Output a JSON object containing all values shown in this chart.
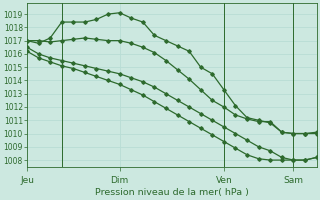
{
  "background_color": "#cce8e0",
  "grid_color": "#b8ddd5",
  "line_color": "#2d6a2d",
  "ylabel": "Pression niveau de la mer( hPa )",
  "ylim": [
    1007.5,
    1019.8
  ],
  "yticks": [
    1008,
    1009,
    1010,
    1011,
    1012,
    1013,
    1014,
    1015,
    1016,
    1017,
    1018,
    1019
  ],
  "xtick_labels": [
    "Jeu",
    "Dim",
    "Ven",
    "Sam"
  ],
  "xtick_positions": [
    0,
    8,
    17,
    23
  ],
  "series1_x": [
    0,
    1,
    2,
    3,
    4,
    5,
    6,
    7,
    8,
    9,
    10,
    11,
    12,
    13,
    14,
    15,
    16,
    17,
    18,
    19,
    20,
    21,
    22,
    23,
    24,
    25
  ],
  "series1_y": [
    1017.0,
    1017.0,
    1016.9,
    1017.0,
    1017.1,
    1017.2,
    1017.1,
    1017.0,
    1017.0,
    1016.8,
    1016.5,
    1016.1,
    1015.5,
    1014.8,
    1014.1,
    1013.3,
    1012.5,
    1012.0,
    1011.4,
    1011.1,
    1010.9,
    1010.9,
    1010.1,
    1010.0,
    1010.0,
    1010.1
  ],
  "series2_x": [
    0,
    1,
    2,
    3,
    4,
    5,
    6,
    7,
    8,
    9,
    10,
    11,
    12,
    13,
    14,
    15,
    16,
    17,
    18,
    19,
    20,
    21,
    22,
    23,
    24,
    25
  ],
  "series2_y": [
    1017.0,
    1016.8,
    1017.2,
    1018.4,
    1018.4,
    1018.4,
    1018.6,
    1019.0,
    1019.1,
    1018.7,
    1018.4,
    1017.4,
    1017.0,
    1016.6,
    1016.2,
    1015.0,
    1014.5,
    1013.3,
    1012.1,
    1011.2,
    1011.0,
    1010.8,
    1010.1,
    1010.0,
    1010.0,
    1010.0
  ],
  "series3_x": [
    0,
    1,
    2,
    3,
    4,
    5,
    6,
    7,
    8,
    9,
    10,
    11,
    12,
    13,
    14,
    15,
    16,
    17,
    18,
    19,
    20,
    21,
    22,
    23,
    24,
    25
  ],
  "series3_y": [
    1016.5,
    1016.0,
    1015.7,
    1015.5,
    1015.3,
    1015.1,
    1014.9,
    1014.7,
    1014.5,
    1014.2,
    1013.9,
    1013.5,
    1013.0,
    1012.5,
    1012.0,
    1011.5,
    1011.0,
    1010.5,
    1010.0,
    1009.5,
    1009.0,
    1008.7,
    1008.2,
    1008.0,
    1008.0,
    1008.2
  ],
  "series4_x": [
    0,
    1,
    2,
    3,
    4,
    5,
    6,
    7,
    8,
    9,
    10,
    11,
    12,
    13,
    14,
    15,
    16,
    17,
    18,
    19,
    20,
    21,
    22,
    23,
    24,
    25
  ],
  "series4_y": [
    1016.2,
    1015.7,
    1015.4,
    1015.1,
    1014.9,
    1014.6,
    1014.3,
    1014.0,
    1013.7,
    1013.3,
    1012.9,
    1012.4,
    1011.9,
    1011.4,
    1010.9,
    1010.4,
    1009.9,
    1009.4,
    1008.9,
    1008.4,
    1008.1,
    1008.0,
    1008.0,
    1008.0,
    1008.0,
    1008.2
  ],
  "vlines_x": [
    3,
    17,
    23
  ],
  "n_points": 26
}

- _STATED TASK_
Output the entries above exactly, without their pictures.

- _TASK OUTPUT_
Output a JSON object containing all values shown in this chart.
{
  "background_color": "#cce8e0",
  "grid_color": "#b8ddd5",
  "line_color": "#2d6a2d",
  "ylabel": "Pression niveau de la mer( hPa )",
  "ylim": [
    1007.5,
    1019.8
  ],
  "yticks": [
    1008,
    1009,
    1010,
    1011,
    1012,
    1013,
    1014,
    1015,
    1016,
    1017,
    1018,
    1019
  ],
  "xtick_labels": [
    "Jeu",
    "Dim",
    "Ven",
    "Sam"
  ],
  "xtick_positions": [
    0,
    8,
    17,
    23
  ],
  "series1_x": [
    0,
    1,
    2,
    3,
    4,
    5,
    6,
    7,
    8,
    9,
    10,
    11,
    12,
    13,
    14,
    15,
    16,
    17,
    18,
    19,
    20,
    21,
    22,
    23,
    24,
    25
  ],
  "series1_y": [
    1017.0,
    1017.0,
    1016.9,
    1017.0,
    1017.1,
    1017.2,
    1017.1,
    1017.0,
    1017.0,
    1016.8,
    1016.5,
    1016.1,
    1015.5,
    1014.8,
    1014.1,
    1013.3,
    1012.5,
    1012.0,
    1011.4,
    1011.1,
    1010.9,
    1010.9,
    1010.1,
    1010.0,
    1010.0,
    1010.1
  ],
  "series2_x": [
    0,
    1,
    2,
    3,
    4,
    5,
    6,
    7,
    8,
    9,
    10,
    11,
    12,
    13,
    14,
    15,
    16,
    17,
    18,
    19,
    20,
    21,
    22,
    23,
    24,
    25
  ],
  "series2_y": [
    1017.0,
    1016.8,
    1017.2,
    1018.4,
    1018.4,
    1018.4,
    1018.6,
    1019.0,
    1019.1,
    1018.7,
    1018.4,
    1017.4,
    1017.0,
    1016.6,
    1016.2,
    1015.0,
    1014.5,
    1013.3,
    1012.1,
    1011.2,
    1011.0,
    1010.8,
    1010.1,
    1010.0,
    1010.0,
    1010.0
  ],
  "series3_x": [
    0,
    1,
    2,
    3,
    4,
    5,
    6,
    7,
    8,
    9,
    10,
    11,
    12,
    13,
    14,
    15,
    16,
    17,
    18,
    19,
    20,
    21,
    22,
    23,
    24,
    25
  ],
  "series3_y": [
    1016.5,
    1016.0,
    1015.7,
    1015.5,
    1015.3,
    1015.1,
    1014.9,
    1014.7,
    1014.5,
    1014.2,
    1013.9,
    1013.5,
    1013.0,
    1012.5,
    1012.0,
    1011.5,
    1011.0,
    1010.5,
    1010.0,
    1009.5,
    1009.0,
    1008.7,
    1008.2,
    1008.0,
    1008.0,
    1008.2
  ],
  "series4_x": [
    0,
    1,
    2,
    3,
    4,
    5,
    6,
    7,
    8,
    9,
    10,
    11,
    12,
    13,
    14,
    15,
    16,
    17,
    18,
    19,
    20,
    21,
    22,
    23,
    24,
    25
  ],
  "series4_y": [
    1016.2,
    1015.7,
    1015.4,
    1015.1,
    1014.9,
    1014.6,
    1014.3,
    1014.0,
    1013.7,
    1013.3,
    1012.9,
    1012.4,
    1011.9,
    1011.4,
    1010.9,
    1010.4,
    1009.9,
    1009.4,
    1008.9,
    1008.4,
    1008.1,
    1008.0,
    1008.0,
    1008.0,
    1008.0,
    1008.2
  ],
  "vlines_x": [
    3,
    17,
    23
  ],
  "n_points": 26
}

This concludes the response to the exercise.